▶ **Task instructions**
Would you pull out every line of the material that contains the string "swiper"?

Collection entries:
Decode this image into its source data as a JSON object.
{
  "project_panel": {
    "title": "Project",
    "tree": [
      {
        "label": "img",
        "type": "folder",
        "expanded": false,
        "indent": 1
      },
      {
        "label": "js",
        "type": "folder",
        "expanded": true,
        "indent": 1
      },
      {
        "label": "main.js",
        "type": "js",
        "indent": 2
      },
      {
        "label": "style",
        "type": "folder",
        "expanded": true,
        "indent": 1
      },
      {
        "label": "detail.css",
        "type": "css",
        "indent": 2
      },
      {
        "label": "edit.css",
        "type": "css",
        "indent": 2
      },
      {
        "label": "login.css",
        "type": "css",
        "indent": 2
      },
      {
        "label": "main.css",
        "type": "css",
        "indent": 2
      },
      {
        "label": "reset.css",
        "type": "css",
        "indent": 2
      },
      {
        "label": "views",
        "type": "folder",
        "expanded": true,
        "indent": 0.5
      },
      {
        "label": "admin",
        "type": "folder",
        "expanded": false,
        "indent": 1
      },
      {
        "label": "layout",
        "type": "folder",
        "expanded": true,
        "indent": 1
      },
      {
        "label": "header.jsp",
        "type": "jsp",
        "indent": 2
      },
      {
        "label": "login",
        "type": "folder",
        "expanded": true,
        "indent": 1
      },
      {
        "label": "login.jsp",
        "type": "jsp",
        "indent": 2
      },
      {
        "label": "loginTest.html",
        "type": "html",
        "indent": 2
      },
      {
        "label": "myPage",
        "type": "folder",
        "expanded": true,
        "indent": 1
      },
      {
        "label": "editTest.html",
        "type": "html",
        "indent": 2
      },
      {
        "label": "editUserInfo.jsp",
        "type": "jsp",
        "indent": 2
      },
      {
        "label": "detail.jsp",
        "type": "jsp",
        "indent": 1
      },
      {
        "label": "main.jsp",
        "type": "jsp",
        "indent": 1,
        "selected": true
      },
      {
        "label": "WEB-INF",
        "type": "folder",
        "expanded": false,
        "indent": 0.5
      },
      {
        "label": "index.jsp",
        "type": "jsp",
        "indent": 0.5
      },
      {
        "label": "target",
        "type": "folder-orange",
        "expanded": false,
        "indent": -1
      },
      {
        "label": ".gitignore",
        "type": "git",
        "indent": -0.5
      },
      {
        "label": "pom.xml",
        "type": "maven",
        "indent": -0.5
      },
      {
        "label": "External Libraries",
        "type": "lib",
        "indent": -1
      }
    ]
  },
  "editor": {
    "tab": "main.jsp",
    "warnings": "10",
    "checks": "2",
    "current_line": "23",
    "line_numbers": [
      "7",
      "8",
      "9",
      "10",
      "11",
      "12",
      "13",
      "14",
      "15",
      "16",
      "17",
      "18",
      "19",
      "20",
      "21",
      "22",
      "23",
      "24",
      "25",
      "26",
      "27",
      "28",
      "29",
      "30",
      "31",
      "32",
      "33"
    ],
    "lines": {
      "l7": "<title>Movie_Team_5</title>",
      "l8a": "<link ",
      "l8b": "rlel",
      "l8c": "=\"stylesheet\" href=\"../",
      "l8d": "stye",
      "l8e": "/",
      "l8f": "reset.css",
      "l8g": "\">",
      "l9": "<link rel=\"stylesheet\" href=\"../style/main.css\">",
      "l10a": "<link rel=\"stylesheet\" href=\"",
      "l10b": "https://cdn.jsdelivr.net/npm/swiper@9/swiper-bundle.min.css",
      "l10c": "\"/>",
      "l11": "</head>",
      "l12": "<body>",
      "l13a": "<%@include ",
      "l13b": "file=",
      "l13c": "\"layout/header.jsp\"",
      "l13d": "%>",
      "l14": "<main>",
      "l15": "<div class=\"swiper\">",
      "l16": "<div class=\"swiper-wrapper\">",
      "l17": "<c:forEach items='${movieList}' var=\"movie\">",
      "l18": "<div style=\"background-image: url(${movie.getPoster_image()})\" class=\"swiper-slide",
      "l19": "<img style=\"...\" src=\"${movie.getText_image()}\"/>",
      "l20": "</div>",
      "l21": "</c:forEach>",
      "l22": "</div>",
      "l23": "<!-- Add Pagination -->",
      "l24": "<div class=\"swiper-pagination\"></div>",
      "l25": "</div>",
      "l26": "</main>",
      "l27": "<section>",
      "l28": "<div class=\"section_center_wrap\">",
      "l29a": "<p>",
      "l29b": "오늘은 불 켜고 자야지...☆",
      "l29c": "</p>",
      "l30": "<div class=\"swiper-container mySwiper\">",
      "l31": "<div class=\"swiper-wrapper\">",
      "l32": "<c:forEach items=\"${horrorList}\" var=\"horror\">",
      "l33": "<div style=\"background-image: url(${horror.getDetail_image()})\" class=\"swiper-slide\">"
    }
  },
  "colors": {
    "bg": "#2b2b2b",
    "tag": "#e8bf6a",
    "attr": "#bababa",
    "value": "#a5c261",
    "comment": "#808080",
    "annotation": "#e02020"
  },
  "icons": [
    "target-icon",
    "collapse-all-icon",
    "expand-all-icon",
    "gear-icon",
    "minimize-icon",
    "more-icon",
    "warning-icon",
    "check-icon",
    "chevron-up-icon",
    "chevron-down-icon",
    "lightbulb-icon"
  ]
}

▶ **Exercise output**
      "l10b": "https://cdn.jsdelivr.net/npm/swiper@9/swiper-bundle.min.css",
      "l15": "<div class=\"swiper\">",
      "l16": "<div class=\"swiper-wrapper\">",
      "l18": "<div style=\"background-image: url(${movie.getPoster_image()})\" class=\"swiper-slide",
      "l24": "<div class=\"swiper-pagination\"></div>",
      "l30": "<div class=\"swiper-container mySwiper\">",
      "l31": "<div class=\"swiper-wrapper\">",
      "l33": "<div style=\"background-image: url(${horror.getDetail_image()})\" class=\"swiper-slide\">"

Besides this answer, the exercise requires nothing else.